SET TASK:
Scan the entries below for the word "into". Copy each line that has it.
------------------------------------------------------------------------
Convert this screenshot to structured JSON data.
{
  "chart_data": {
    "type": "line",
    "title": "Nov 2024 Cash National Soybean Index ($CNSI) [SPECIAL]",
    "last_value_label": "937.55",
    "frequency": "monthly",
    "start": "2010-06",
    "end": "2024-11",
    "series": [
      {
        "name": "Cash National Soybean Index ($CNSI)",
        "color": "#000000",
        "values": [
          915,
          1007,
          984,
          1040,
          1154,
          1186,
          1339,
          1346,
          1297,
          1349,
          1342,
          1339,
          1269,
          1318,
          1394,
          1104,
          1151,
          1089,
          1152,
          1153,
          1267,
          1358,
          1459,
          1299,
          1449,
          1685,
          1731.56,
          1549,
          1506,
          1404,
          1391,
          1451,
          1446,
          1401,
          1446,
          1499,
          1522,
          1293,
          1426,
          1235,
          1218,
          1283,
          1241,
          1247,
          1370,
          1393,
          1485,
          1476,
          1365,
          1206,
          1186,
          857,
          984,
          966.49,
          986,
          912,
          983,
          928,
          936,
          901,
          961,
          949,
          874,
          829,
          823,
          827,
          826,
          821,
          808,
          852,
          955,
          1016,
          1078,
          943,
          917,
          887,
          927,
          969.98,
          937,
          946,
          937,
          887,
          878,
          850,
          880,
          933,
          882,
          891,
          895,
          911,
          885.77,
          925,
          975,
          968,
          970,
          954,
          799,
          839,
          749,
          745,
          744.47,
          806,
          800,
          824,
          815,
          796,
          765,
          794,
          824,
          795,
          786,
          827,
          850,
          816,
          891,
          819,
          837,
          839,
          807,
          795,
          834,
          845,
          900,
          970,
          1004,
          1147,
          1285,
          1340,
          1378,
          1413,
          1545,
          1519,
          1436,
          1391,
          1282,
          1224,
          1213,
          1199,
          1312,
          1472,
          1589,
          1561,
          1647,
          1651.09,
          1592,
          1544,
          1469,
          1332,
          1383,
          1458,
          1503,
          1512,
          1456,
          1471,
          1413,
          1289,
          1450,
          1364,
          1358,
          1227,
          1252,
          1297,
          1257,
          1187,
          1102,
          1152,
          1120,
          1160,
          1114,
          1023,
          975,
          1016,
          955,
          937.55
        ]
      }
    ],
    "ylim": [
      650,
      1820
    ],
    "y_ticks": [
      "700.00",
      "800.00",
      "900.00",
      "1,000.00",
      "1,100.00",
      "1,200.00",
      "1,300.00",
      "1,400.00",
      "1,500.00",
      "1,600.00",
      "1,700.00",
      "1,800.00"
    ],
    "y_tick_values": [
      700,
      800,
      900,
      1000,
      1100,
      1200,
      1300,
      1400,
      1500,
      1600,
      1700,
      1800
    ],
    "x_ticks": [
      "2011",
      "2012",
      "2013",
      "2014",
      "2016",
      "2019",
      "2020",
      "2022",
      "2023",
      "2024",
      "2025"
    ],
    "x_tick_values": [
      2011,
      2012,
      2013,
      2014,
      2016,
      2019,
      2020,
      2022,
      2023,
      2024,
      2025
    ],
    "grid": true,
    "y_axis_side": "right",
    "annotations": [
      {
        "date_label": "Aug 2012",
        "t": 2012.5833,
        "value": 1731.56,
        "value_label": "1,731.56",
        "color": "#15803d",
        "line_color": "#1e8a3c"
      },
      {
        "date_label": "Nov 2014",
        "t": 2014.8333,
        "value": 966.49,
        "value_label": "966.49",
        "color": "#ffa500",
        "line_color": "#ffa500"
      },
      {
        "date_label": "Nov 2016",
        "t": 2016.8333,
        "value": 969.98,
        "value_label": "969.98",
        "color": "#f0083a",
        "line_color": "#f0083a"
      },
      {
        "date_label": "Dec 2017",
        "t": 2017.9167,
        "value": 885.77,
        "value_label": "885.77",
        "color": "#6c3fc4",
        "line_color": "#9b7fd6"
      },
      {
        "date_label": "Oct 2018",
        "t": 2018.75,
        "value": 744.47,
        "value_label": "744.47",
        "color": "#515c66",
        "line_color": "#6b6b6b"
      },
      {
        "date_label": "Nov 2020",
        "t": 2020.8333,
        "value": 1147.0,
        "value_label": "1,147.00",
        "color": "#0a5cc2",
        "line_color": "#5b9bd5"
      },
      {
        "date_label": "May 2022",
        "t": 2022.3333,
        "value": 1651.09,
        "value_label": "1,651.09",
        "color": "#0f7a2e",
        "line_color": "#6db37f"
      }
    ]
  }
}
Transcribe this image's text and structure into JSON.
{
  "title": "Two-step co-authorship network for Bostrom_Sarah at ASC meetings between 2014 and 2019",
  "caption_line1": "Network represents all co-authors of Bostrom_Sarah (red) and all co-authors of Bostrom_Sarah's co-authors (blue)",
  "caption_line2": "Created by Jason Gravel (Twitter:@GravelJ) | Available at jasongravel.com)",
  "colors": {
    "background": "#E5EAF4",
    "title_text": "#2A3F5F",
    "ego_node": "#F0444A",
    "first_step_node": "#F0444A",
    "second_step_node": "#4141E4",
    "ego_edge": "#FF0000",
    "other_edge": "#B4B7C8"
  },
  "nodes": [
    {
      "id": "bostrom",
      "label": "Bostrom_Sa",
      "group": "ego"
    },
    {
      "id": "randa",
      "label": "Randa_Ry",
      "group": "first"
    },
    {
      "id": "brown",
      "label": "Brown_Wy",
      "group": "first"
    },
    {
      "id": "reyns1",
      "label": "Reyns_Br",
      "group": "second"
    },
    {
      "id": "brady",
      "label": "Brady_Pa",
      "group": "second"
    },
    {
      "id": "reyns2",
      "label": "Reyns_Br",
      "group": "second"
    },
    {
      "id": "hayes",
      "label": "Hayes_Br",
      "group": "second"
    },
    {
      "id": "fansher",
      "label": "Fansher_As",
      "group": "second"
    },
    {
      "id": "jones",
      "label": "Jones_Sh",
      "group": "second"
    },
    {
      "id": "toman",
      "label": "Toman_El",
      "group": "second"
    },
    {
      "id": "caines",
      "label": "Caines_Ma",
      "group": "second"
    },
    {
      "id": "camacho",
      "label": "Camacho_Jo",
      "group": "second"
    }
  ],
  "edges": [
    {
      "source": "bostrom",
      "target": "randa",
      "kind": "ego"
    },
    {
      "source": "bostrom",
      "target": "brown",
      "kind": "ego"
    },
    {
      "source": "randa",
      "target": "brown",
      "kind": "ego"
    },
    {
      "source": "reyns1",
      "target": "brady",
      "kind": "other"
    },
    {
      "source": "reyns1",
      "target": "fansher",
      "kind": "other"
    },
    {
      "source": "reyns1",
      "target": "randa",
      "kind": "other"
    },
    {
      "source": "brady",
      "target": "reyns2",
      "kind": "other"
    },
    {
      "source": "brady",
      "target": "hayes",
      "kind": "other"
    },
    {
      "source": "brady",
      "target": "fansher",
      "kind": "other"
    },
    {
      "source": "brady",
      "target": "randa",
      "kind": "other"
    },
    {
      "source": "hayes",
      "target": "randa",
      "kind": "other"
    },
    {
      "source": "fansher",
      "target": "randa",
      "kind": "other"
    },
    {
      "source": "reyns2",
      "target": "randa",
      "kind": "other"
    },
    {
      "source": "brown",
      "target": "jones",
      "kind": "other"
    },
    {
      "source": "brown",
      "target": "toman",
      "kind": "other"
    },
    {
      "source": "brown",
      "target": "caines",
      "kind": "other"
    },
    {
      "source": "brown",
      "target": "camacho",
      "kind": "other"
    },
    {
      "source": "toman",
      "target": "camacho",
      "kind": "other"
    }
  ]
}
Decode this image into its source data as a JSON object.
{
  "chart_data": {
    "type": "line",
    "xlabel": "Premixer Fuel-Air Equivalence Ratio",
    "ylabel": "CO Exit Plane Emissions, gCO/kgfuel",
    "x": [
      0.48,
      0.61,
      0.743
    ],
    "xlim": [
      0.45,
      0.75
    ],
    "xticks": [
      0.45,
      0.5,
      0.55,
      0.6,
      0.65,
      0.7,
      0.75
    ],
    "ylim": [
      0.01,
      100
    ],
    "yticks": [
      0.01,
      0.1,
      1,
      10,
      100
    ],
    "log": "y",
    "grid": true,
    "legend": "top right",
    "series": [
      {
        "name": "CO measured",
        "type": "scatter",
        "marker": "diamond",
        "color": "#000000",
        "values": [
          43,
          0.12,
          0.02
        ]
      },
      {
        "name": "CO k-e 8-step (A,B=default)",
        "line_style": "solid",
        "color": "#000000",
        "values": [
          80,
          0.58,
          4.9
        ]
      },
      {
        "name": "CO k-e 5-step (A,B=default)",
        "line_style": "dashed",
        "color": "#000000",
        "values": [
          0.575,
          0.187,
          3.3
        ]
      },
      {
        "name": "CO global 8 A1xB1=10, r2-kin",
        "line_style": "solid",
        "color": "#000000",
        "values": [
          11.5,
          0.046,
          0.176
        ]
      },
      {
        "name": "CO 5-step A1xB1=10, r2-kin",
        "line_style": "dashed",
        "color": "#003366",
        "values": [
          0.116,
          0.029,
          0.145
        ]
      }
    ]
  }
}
------------------------------------------------------------------------
ANSWER TO THE EXERCISE:
Transcribe this image's text and structure into JSON.
Decode this image into its source data as a JSON object.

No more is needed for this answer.